PROBLEM DESCRIPTION:
The records that follow are to be transcribed in full, without their images.

Extracted records:

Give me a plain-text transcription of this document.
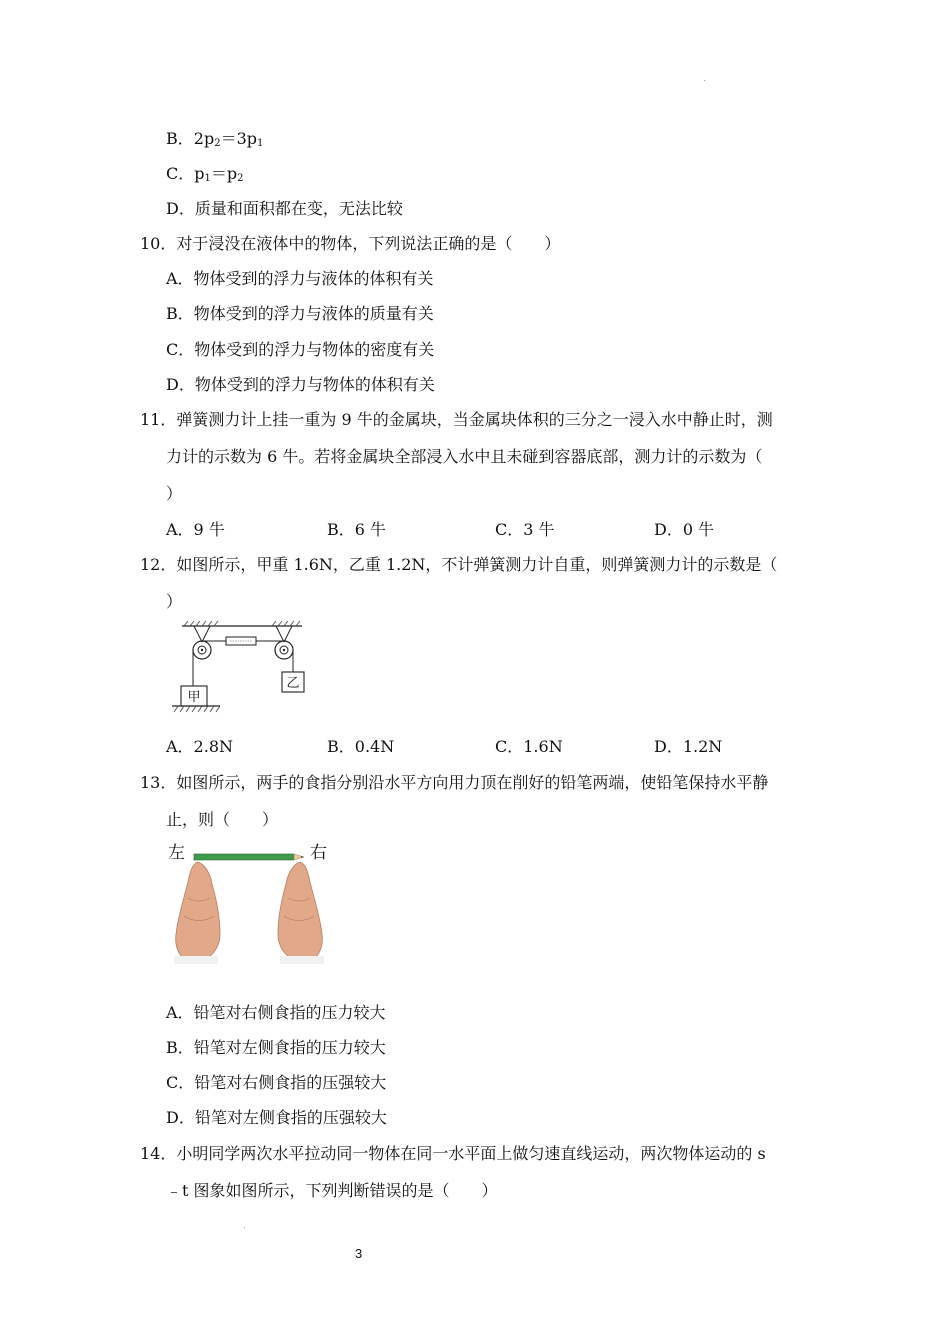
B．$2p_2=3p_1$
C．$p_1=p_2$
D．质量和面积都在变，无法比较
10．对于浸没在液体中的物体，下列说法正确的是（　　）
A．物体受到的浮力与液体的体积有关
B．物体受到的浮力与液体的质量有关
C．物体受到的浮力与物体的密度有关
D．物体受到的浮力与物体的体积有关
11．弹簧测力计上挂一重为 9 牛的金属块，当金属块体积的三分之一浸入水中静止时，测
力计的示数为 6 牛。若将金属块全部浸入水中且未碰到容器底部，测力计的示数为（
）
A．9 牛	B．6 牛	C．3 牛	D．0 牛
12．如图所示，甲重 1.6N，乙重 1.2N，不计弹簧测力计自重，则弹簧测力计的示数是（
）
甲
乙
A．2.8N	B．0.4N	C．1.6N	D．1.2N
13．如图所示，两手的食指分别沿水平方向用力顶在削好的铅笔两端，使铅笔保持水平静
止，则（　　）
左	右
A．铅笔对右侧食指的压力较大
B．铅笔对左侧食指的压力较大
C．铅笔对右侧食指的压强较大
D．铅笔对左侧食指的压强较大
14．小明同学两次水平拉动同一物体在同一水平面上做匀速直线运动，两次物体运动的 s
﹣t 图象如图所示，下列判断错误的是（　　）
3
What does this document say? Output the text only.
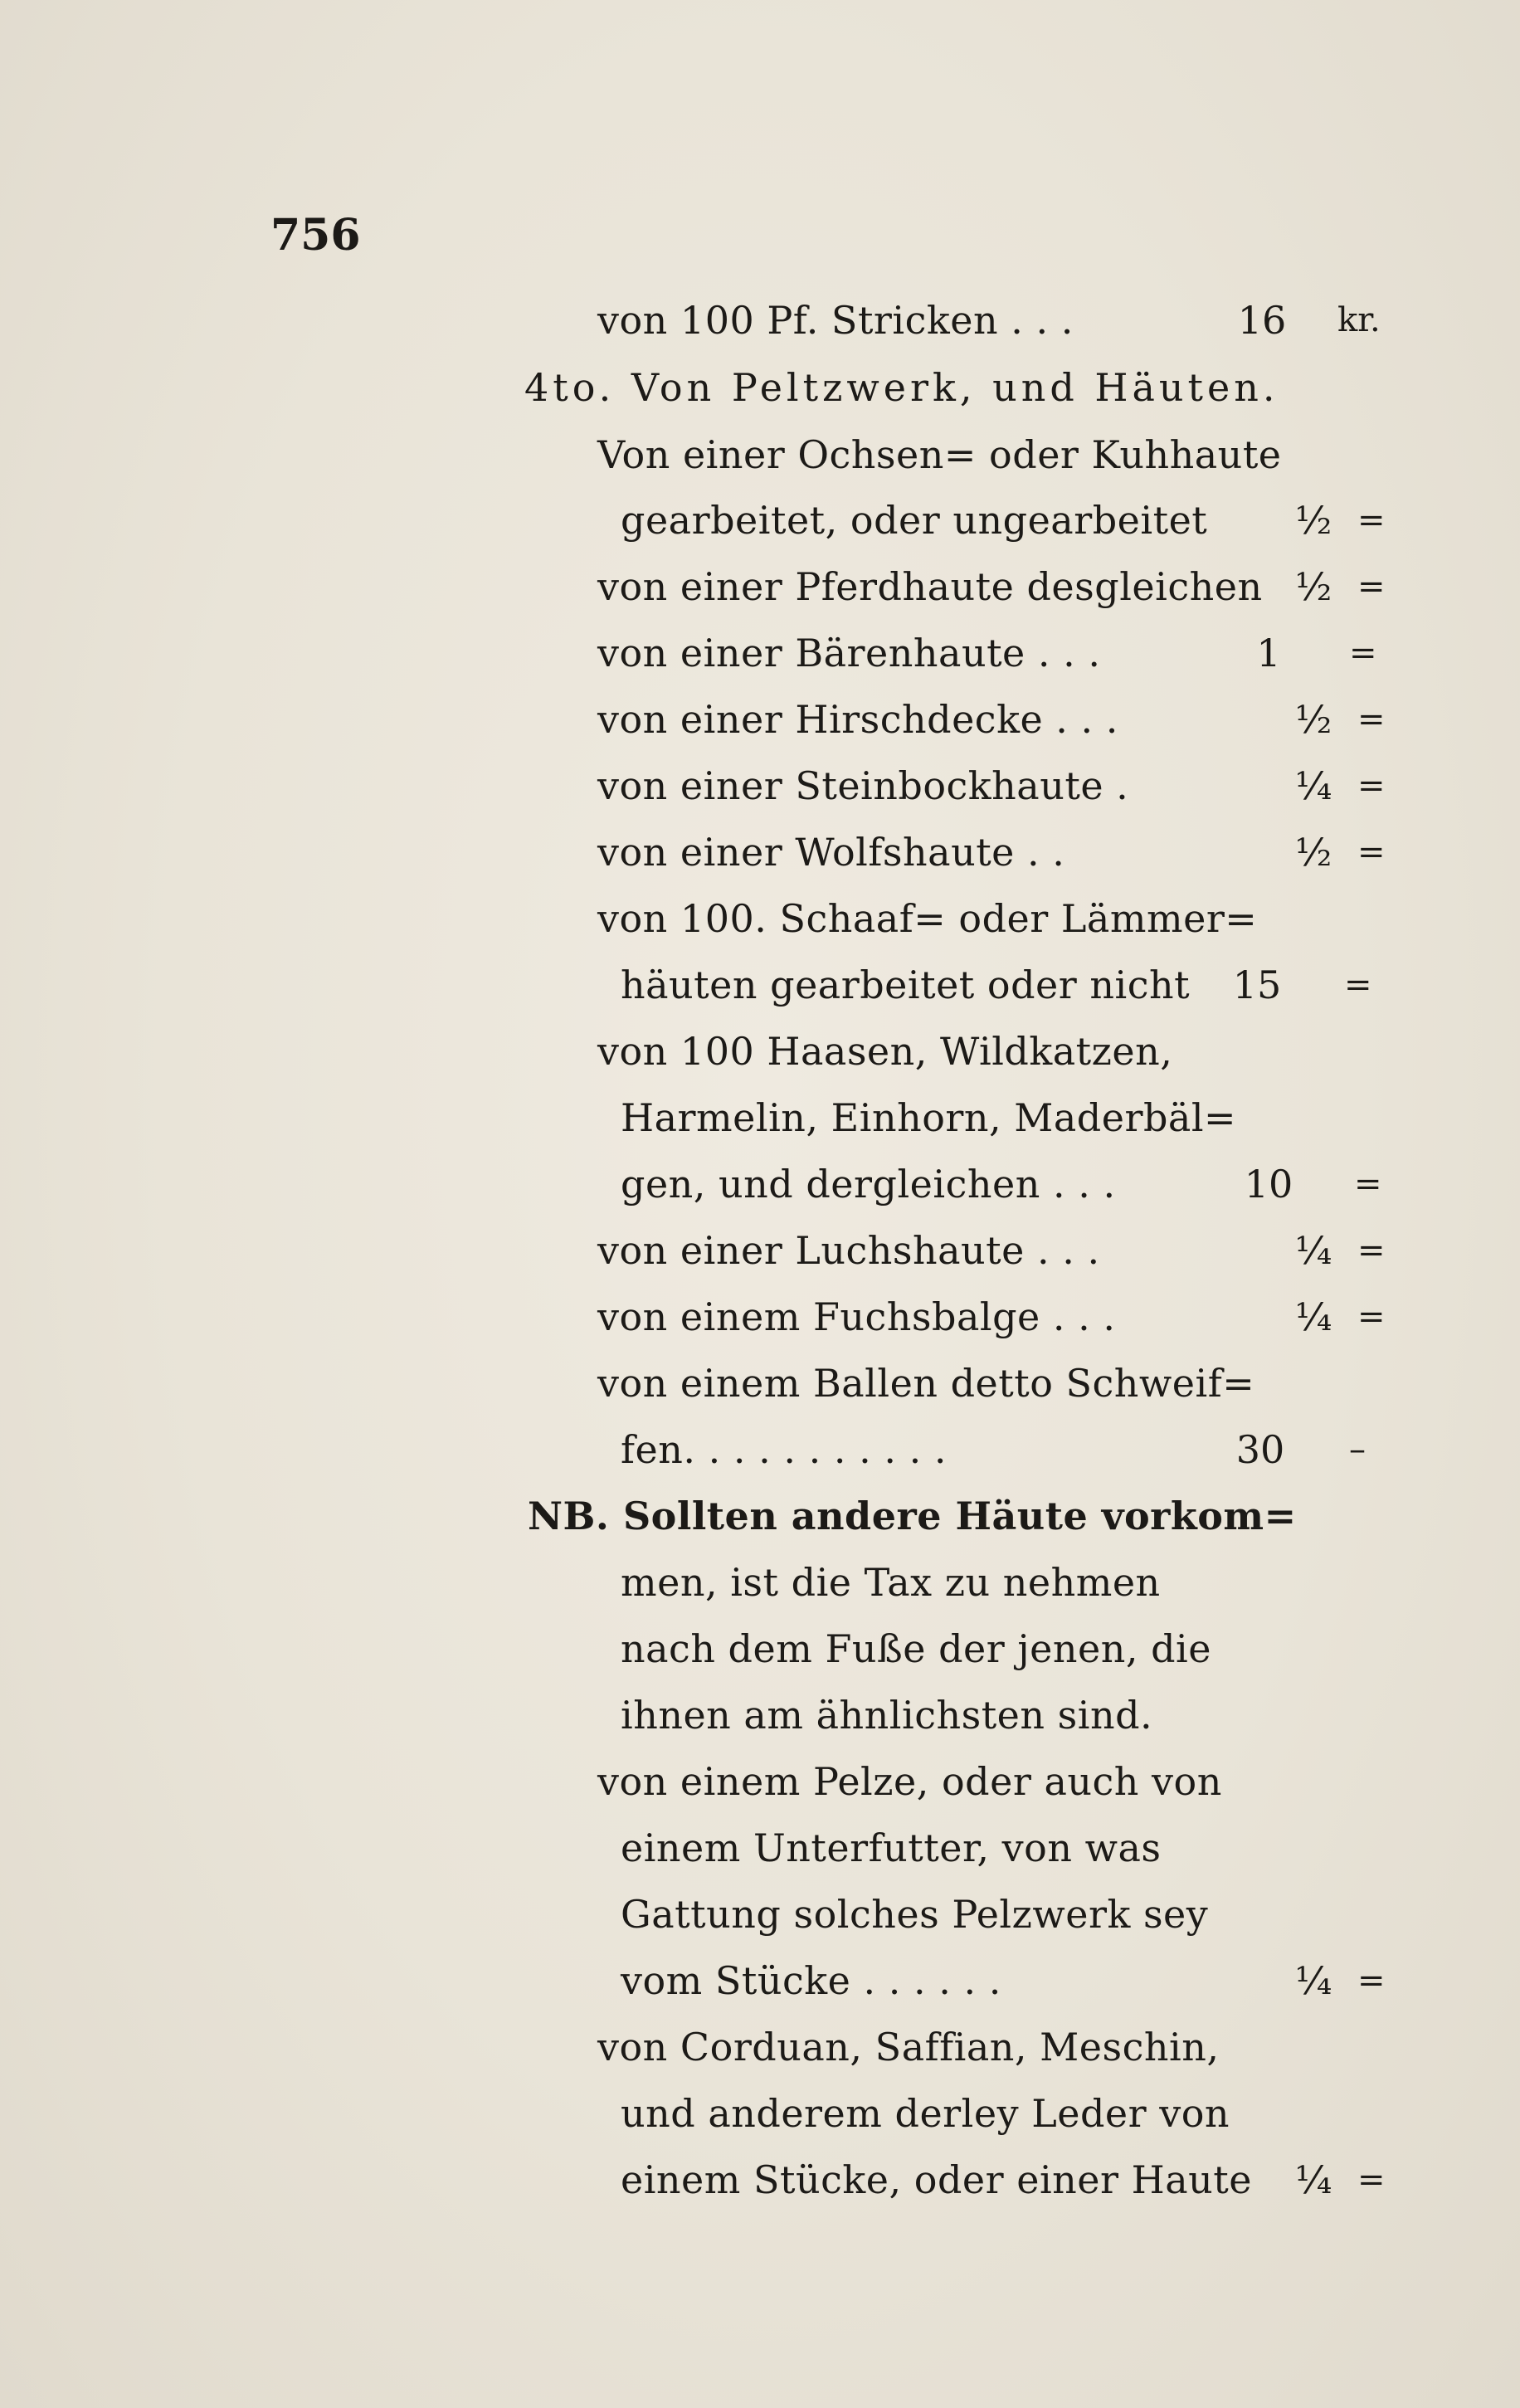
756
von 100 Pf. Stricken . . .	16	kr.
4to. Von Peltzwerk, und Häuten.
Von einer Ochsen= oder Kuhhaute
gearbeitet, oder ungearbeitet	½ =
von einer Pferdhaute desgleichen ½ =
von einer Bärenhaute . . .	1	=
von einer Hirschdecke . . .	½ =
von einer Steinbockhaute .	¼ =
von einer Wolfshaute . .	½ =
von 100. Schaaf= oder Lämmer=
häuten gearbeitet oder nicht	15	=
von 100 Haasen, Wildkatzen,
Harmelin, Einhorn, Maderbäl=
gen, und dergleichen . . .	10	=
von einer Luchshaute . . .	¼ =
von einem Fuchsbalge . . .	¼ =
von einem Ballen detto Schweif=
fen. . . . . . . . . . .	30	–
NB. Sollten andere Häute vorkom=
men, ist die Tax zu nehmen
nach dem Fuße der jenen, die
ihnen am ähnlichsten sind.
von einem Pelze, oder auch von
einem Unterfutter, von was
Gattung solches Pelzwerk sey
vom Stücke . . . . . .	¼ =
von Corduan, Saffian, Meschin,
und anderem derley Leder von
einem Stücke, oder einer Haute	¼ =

SOLVED PROBLEM:
Give me a plain-text transcription of this document.
B．$2p_2=3p_1$
C．$p_1=p_2$
D．质量和面积都在变，无法比较
10．对于浸没在液体中的物体，下列说法正确的是（　　）
A．物体受到的浮力与液体的体积有关
B．物体受到的浮力与液体的质量有关
C．物体受到的浮力与物体的密度有关
D．物体受到的浮力与物体的体积有关
11．弹簧测力计上挂一重为 9 牛的金属块，当金属块体积的三分之一浸入水中静止时，测
力计的示数为 6 牛。若将金属块全部浸入水中且未碰到容器底部，测力计的示数为（
）
A．9 牛	B．6 牛	C．3 牛	D．0 牛
12．如图所示，甲重 1.6N，乙重 1.2N，不计弹簧测力计自重，则弹簧测力计的示数是（
）
甲
乙
A．2.8N	B．0.4N	C．1.6N	D．1.2N
13．如图所示，两手的食指分别沿水平方向用力顶在削好的铅笔两端，使铅笔保持水平静
止，则（　　）
左	右
A．铅笔对右侧食指的压力较大
B．铅笔对左侧食指的压力较大
C．铅笔对右侧食指的压强较大
D．铅笔对左侧食指的压强较大
14．小明同学两次水平拉动同一物体在同一水平面上做匀速直线运动，两次物体运动的 s
﹣t 图象如图所示，下列判断错误的是（　　）
3
What does this document say? Output the text only.
756
von 100 Pf. Stricken . . .	16	kr.
4to. Von Peltzwerk, und Häuten.
Von einer Ochsen= oder Kuhhaute
gearbeitet, oder ungearbeitet	½ =
von einer Pferdhaute desgleichen ½ =
von einer Bärenhaute . . .	1	=
von einer Hirschdecke . . .	½ =
von einer Steinbockhaute .	¼ =
von einer Wolfshaute . .	½ =
von 100. Schaaf= oder Lämmer=
häuten gearbeitet oder nicht	15	=
von 100 Haasen, Wildkatzen,
Harmelin, Einhorn, Maderbäl=
gen, und dergleichen . . .	10	=
von einer Luchshaute . . .	¼ =
von einem Fuchsbalge . . .	¼ =
von einem Ballen detto Schweif=
fen. . . . . . . . . . .	30	–
NB. Sollten andere Häute vorkom=
men, ist die Tax zu nehmen
nach dem Fuße der jenen, die
ihnen am ähnlichsten sind.
von einem Pelze, oder auch von
einem Unterfutter, von was
Gattung solches Pelzwerk sey
vom Stücke . . . . . .	¼ =
von Corduan, Saffian, Meschin,
und anderem derley Leder von
einem Stücke, oder einer Haute	¼ =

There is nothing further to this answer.